**What the exercise asks:** Locate the lines that hold the string "Detected". Copy every such line.

**Record list:**
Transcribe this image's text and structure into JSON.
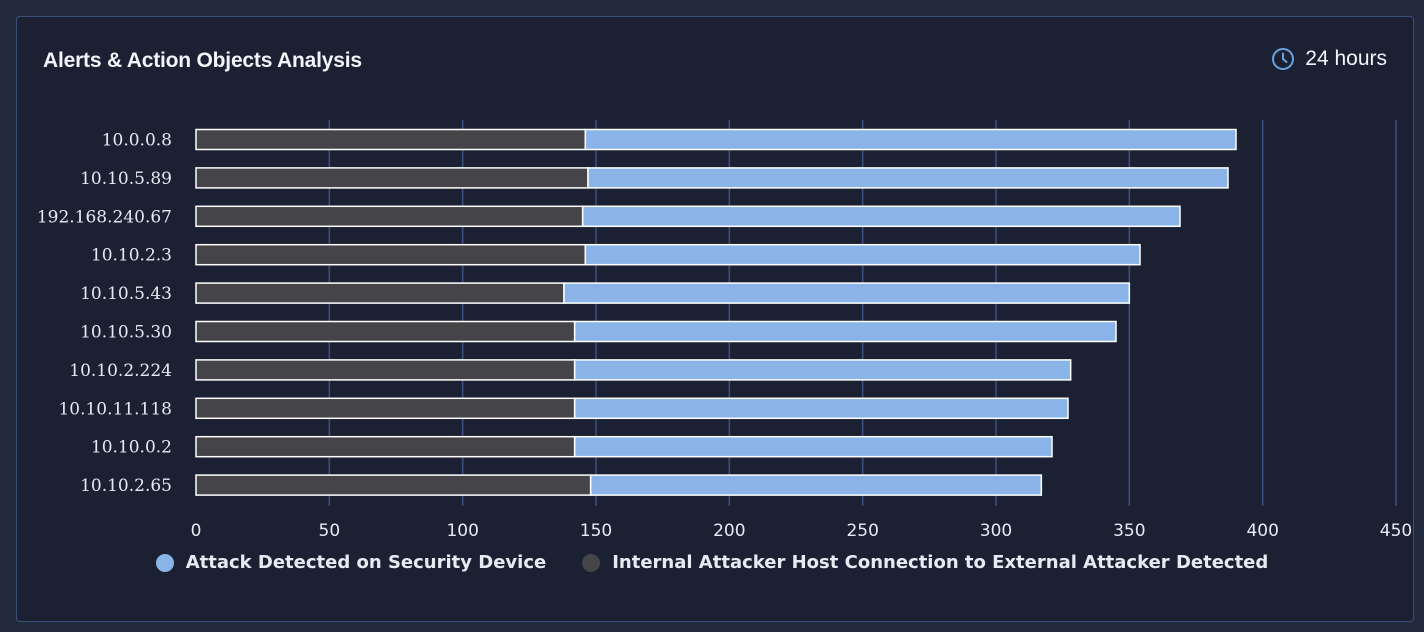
{
  "header": {
    "title": "Alerts & Action Objects Analysis",
    "timeframe": "24 hours"
  },
  "icons": {
    "timeframe": "clock-icon"
  },
  "colors": {
    "background": "#1b2033",
    "grid": "#3b5080",
    "series_attack": "#8ab4e8",
    "series_internal": "#454549",
    "bar_border": "#ffffff"
  },
  "chart_data": {
    "type": "bar",
    "orientation": "horizontal",
    "stacked": true,
    "title": "Alerts & Action Objects Analysis",
    "categories": [
      "10.0.0.8",
      "10.10.5.89",
      "192.168.240.67",
      "10.10.2.3",
      "10.10.5.43",
      "10.10.5.30",
      "10.10.2.224",
      "10.10.11.118",
      "10.10.0.2",
      "10.10.2.65"
    ],
    "series": [
      {
        "name": "Internal Attacker Host Connection to External Attacker Detected",
        "color": "#454549",
        "values": [
          146,
          147,
          145,
          146,
          138,
          142,
          142,
          142,
          142,
          148
        ]
      },
      {
        "name": "Attack Detected on Security Device",
        "color": "#8ab4e8",
        "values": [
          244,
          240,
          224,
          208,
          212,
          203,
          186,
          185,
          179,
          169
        ]
      }
    ],
    "xlim": [
      0,
      450
    ],
    "xticks": [
      0,
      50,
      100,
      150,
      200,
      250,
      300,
      350,
      400,
      450
    ],
    "grid": "vertical",
    "legend_position": "bottom",
    "legend": [
      {
        "label": "Attack Detected on Security Device",
        "color": "#8ab4e8"
      },
      {
        "label": "Internal Attacker Host Connection to External Attacker Detected",
        "color": "#454549"
      }
    ]
  }
}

**Task result:**
        "name": "Internal Attacker Host Connection to External Attacker Detected",
        "name": "Attack Detected on Security Device",
        "label": "Attack Detected on Security Device",
        "label": "Internal Attacker Host Connection to External Attacker Detected",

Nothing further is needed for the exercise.